=== Requirement ===
Transcribe the listing verbatim. Do not carry over any pictures.

=== Data excerpts ===
****************************************
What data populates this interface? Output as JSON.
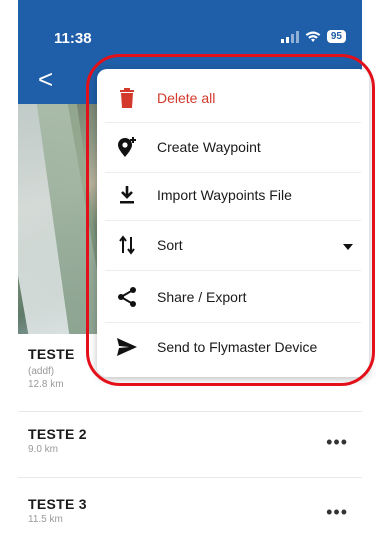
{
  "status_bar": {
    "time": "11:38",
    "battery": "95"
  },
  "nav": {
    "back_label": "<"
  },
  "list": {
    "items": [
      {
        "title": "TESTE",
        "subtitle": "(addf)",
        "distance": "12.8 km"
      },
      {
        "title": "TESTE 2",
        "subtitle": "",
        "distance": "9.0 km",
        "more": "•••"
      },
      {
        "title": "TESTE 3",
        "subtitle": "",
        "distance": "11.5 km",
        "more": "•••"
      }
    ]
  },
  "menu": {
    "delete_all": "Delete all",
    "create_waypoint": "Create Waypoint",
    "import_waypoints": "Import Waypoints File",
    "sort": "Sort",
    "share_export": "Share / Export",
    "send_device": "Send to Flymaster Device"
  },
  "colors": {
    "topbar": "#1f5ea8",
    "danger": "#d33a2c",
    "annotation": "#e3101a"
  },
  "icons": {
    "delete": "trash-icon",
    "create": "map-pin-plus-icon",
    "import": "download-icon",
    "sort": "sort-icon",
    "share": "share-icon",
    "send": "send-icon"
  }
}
****************************************
=== Expected output ===
What data populates this interface? Output as JSON.
{
  "status_bar": {
    "time": "11:38",
    "battery": "95"
  },
  "nav": {
    "back_label": "<"
  },
  "list": {
    "items": [
      {
        "title": "TESTE",
        "subtitle": "(addf)",
        "distance": "12.8 km"
      },
      {
        "title": "TESTE 2",
        "subtitle": "",
        "distance": "9.0 km",
        "more": "•••"
      },
      {
        "title": "TESTE 3",
        "subtitle": "",
        "distance": "11.5 km",
        "more": "•••"
      }
    ]
  },
  "menu": {
    "delete_all": "Delete all",
    "create_waypoint": "Create Waypoint",
    "import_waypoints": "Import Waypoints File",
    "sort": "Sort",
    "share_export": "Share / Export",
    "send_device": "Send to Flymaster Device"
  },
  "colors": {
    "topbar": "#1f5ea8",
    "danger": "#d33a2c",
    "annotation": "#e3101a"
  },
  "icons": {
    "delete": "trash-icon",
    "create": "map-pin-plus-icon",
    "import": "download-icon",
    "sort": "sort-icon",
    "share": "share-icon",
    "send": "send-icon"
  }
}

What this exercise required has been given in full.